Tarefa solicitada a – No texto sobre as crises do petróleo, qual era a cotação do barril no final de 1973?

Trecho fornecido –
----------

Poucos países no planeta produzem petróleo e gás em quantidade suficiente para atender as suas próprias necessidades. Há uma minoria de países que produzem em grande quantidade, muito maior que suas necessidades, e estes abastecem o planeta. Percebendo a importância energética do petróleo, estes poucos países exportadores criaram, na década de 60 do século XX, um verdadeiro cartel internacional, a OPEP, com o intuito de manipular o preço do petróleo. Desta forma, os países produtores aufeririam ganhos muito maiores do que estavam obtendo em um mercado concorrido. A criação desta condição artificial de mercado foi bem-sucedida e o mundo conheceu, em 1973, o primeiro choque adverso de oferta do petróleo, que ficou conhecido como “A Primeira Crise do Petróleo”. No início de 1973 o barril estava cotado em cerca de US$ 3, no final deste ano já se encontrava cotado em US$ 12. A OPEP demonstrou sua força.

Esta crise promoveu a redução do crescimento econômico mundial, acelerando as taxas de inflação globais e afetou fortemente o Brasil, que começou a ter um declínio nas suas taxas de crescimento, marcando o início do fim do período conhecido como “milagre econômico”, cujo auge foi entre 1968 e 1973. Sobreveio um desajuste nas contas externas e o déficit do balanço de pagamentos em conta corrente acumulado de 1974 a 1979 chegou a U$ 40 bilhões, resultando em um endividamento externo de mais de US$ 50 bilhões em 1979. Mas a situação sempre pode piorar, neste ano de 1979 ocorreu o segundo choque adverso de oferta do petróleo, provocado por membros da OPEP, com a revolução no Irã, seguido pela guerra Irã-Iraque, elevando o barril para US$ 30. Este fato originou a crise de estagflação que afligiria o país durante toda a década de 80 até meados da década de 90 do século passado.

As duas crises do petróleo mostraram ao Brasil, e ao mundo, o estrago que os altos preços do petróleo poderiam causar às economias dos países que não fossem autossuficientes na sua produção. Apenas uns poucos, notadamente os membros da OPEP, se enriqueciam com os preços elevados. Como resposta o Brasil deu início a um ambicioso plano de autossuficiência, englobando não só a produção do petróleo em si, mas toda a cadeia produtiva, incluindo transporte, refino e até distribuição. A crise criou a consciência de que petróleo acessível é estratégico e fundamental para o desenvolvimento econômico e bem-estar da população.

Fonte: Statista (www.statista.com)

----------

Listagens de coordenadas de caixas:
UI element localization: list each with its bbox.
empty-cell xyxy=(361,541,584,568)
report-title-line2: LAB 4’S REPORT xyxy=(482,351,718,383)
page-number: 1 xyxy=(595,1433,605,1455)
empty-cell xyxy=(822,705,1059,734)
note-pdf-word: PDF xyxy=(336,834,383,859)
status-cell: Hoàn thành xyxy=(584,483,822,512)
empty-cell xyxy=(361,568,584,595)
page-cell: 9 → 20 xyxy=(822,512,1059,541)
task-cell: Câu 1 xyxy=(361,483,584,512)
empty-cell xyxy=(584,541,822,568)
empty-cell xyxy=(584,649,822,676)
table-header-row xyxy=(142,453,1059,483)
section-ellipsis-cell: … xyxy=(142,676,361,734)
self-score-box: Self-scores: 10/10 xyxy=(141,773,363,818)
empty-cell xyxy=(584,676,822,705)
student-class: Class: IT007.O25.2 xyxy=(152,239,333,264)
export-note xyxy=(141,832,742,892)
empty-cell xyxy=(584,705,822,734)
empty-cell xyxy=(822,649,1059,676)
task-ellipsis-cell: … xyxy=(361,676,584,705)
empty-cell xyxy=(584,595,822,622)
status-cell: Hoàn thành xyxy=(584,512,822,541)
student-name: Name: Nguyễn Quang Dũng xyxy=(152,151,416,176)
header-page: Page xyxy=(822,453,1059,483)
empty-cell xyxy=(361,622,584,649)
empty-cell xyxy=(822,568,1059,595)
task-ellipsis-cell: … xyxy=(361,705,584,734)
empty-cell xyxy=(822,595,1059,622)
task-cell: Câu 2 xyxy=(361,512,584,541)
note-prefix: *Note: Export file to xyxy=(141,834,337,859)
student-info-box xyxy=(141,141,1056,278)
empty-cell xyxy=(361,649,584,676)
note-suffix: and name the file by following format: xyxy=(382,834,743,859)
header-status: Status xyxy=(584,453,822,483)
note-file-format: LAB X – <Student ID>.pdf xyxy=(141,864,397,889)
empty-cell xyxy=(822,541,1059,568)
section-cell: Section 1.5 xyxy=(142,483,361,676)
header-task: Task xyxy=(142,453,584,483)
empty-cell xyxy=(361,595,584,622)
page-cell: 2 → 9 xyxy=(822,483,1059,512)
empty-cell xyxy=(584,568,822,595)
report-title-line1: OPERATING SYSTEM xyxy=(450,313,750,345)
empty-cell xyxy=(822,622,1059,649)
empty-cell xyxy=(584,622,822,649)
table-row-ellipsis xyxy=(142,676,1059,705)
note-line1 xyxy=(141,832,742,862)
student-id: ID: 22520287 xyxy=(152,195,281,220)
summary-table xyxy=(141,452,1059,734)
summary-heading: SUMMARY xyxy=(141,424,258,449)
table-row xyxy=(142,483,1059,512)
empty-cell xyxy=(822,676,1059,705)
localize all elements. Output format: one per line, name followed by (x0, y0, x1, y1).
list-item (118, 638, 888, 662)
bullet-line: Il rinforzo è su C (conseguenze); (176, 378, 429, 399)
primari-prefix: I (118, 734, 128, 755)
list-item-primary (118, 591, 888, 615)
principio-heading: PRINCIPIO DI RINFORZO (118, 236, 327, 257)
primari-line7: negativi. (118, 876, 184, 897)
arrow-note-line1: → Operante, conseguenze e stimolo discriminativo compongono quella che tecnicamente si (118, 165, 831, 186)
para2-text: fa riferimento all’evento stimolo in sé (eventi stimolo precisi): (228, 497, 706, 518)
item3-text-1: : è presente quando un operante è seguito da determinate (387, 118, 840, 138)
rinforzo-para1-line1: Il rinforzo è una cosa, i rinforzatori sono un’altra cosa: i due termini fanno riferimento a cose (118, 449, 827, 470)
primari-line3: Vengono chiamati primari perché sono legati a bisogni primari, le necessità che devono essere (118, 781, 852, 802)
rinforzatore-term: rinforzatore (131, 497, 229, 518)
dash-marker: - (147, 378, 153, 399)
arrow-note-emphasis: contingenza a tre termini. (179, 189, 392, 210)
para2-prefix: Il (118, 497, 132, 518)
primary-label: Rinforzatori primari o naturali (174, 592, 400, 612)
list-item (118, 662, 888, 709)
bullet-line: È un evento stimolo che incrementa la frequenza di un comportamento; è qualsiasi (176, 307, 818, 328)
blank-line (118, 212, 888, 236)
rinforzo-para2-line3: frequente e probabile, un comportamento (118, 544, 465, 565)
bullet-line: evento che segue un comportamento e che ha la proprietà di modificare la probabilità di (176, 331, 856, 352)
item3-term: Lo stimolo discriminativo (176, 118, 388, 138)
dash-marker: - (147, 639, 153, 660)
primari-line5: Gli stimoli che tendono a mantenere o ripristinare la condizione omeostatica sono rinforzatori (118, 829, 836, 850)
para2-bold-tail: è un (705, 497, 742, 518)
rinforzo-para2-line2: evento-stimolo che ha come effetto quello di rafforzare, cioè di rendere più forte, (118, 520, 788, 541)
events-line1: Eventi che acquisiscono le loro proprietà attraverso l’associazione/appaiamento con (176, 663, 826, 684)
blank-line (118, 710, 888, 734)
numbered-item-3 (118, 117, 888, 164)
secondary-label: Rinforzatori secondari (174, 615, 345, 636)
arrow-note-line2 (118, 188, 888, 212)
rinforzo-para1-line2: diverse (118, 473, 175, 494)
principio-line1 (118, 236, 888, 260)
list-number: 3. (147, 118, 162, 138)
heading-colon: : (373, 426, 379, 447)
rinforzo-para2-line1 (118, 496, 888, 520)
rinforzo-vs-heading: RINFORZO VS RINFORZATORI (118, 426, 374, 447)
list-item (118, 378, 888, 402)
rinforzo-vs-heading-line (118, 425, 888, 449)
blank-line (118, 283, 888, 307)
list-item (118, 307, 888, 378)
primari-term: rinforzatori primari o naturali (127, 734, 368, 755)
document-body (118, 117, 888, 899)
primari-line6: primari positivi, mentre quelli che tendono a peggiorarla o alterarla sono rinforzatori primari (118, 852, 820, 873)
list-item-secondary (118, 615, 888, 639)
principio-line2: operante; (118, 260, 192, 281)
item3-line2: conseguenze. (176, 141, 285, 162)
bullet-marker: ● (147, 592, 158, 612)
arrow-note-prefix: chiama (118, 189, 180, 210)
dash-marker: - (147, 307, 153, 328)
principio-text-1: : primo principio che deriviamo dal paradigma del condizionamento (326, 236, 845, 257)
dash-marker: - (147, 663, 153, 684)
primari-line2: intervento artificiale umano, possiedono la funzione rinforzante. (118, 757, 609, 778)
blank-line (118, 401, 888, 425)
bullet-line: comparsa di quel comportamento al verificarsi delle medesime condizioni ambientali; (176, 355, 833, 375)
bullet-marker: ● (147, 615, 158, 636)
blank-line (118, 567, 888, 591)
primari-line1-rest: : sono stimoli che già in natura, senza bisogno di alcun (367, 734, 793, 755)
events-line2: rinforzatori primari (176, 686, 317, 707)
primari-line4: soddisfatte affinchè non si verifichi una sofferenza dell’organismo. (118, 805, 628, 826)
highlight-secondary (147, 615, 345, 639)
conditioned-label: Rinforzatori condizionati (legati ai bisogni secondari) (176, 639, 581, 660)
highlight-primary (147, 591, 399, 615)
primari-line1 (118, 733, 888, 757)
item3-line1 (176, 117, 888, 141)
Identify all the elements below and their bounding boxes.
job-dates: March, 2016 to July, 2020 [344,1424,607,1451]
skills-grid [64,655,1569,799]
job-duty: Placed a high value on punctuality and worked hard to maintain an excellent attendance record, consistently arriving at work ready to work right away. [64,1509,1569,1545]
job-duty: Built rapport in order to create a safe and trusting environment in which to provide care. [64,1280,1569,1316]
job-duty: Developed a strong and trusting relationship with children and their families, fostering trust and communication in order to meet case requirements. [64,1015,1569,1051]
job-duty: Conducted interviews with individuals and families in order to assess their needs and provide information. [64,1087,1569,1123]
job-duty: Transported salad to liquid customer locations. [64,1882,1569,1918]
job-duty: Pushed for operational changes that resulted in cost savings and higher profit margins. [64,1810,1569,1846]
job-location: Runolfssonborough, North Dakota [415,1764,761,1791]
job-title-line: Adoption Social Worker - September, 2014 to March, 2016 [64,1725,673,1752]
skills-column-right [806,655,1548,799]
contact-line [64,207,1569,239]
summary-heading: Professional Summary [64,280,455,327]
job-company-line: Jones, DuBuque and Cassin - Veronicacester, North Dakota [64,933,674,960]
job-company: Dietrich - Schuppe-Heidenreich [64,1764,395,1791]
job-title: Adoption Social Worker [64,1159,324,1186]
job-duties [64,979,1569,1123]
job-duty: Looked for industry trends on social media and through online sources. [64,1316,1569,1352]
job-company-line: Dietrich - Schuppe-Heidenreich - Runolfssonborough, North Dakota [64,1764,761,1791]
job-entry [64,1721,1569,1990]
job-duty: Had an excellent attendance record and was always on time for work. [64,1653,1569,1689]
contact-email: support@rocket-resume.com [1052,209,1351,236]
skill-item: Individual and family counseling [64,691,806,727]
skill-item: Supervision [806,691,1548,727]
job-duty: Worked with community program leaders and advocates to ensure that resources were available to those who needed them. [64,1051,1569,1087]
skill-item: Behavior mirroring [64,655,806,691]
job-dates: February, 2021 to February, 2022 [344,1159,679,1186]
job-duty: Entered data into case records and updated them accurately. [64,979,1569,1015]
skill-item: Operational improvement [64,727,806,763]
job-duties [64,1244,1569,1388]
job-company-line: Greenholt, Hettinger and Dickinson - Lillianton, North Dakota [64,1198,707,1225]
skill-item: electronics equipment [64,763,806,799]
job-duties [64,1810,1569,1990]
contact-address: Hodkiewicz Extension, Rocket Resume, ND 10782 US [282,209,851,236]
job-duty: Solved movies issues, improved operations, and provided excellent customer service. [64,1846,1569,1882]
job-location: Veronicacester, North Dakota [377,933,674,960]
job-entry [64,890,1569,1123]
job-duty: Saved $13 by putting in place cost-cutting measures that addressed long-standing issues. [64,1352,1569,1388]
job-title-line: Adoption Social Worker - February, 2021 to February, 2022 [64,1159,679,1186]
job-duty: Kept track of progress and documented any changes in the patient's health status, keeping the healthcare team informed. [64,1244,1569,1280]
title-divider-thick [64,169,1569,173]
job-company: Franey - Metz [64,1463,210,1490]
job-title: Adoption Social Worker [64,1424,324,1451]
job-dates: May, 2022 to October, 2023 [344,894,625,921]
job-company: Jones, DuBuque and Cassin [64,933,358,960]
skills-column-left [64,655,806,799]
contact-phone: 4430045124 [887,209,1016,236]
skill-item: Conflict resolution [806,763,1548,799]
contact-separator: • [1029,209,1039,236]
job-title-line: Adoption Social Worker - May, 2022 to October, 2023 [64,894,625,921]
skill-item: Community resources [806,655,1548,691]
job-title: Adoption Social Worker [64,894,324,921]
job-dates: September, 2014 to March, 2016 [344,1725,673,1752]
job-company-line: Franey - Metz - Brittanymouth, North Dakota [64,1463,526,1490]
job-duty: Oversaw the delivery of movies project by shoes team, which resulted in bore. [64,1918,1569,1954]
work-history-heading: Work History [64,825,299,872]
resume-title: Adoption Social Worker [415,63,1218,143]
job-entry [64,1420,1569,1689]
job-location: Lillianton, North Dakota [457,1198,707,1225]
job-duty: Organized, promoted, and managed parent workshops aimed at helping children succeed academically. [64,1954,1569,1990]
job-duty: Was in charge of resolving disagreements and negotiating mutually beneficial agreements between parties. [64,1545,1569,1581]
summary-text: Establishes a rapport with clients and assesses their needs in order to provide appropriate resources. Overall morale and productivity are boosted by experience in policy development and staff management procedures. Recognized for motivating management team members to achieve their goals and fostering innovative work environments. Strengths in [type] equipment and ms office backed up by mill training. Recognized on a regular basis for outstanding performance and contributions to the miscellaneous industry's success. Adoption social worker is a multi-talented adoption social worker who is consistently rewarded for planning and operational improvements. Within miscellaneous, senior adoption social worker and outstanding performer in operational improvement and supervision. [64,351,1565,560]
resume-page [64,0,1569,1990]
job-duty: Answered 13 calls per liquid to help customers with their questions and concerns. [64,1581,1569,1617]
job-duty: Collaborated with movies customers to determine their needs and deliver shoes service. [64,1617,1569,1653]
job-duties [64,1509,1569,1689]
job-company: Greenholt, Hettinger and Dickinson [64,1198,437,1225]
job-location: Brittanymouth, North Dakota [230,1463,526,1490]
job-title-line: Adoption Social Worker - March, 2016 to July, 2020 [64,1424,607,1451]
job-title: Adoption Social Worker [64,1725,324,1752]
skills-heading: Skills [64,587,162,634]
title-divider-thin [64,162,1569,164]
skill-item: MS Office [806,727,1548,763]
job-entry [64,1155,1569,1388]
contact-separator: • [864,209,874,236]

----------

Tarefa solicitada b – Reproduza fielmente as linhas dos registros, a partir do início dos registros e até a linha que contém "summary-table xyxy=(141,452,1059,734)", incluindo as duas pontas.

Solução escrita a – US$ 12.

Solução escrita b –
UI element localization: list each with its bbox.
empty-cell xyxy=(361,541,584,568)
report-title-line2: LAB 4’S REPORT xyxy=(482,351,718,383)
page-number: 1 xyxy=(595,1433,605,1455)
empty-cell xyxy=(822,705,1059,734)
note-pdf-word: PDF xyxy=(336,834,383,859)
status-cell: Hoàn thành xyxy=(584,483,822,512)
empty-cell xyxy=(361,568,584,595)
page-cell: 9 → 20 xyxy=(822,512,1059,541)
task-cell: Câu 1 xyxy=(361,483,584,512)
empty-cell xyxy=(584,541,822,568)
empty-cell xyxy=(584,649,822,676)
table-header-row xyxy=(142,453,1059,483)
section-ellipsis-cell: … xyxy=(142,676,361,734)
self-score-box: Self-scores: 10/10 xyxy=(141,773,363,818)
empty-cell xyxy=(584,676,822,705)
student-class: Class: IT007.O25.2 xyxy=(152,239,333,264)
export-note xyxy=(141,832,742,892)
empty-cell xyxy=(584,705,822,734)
empty-cell xyxy=(822,649,1059,676)
task-ellipsis-cell: … xyxy=(361,676,584,705)
empty-cell xyxy=(584,595,822,622)
status-cell: Hoàn thành xyxy=(584,512,822,541)
student-name: Name: Nguyễn Quang Dũng xyxy=(152,151,416,176)
header-page: Page xyxy=(822,453,1059,483)
empty-cell xyxy=(361,622,584,649)
empty-cell xyxy=(822,568,1059,595)
task-ellipsis-cell: … xyxy=(361,705,584,734)
empty-cell xyxy=(822,595,1059,622)
task-cell: Câu 2 xyxy=(361,512,584,541)
note-prefix: *Note: Export file to xyxy=(141,834,337,859)
student-info-box xyxy=(141,141,1056,278)
empty-cell xyxy=(361,649,584,676)
note-suffix: and name the file by following format: xyxy=(382,834,743,859)
header-status: Status xyxy=(584,453,822,483)
note-file-format: LAB X – <Student ID>.pdf xyxy=(141,864,397,889)
empty-cell xyxy=(822,541,1059,568)
section-cell: Section 1.5 xyxy=(142,483,361,676)
header-task: Task xyxy=(142,453,584,483)
empty-cell xyxy=(361,595,584,622)
page-cell: 2 → 9 xyxy=(822,483,1059,512)
empty-cell xyxy=(584,568,822,595)
report-title-line1: OPERATING SYSTEM xyxy=(450,313,750,345)
empty-cell xyxy=(822,622,1059,649)
empty-cell xyxy=(584,622,822,649)
table-row-ellipsis xyxy=(142,676,1059,705)
note-line1 xyxy=(141,832,742,862)
student-id: ID: 22520287 xyxy=(152,195,281,220)
summary-table xyxy=(141,452,1059,734)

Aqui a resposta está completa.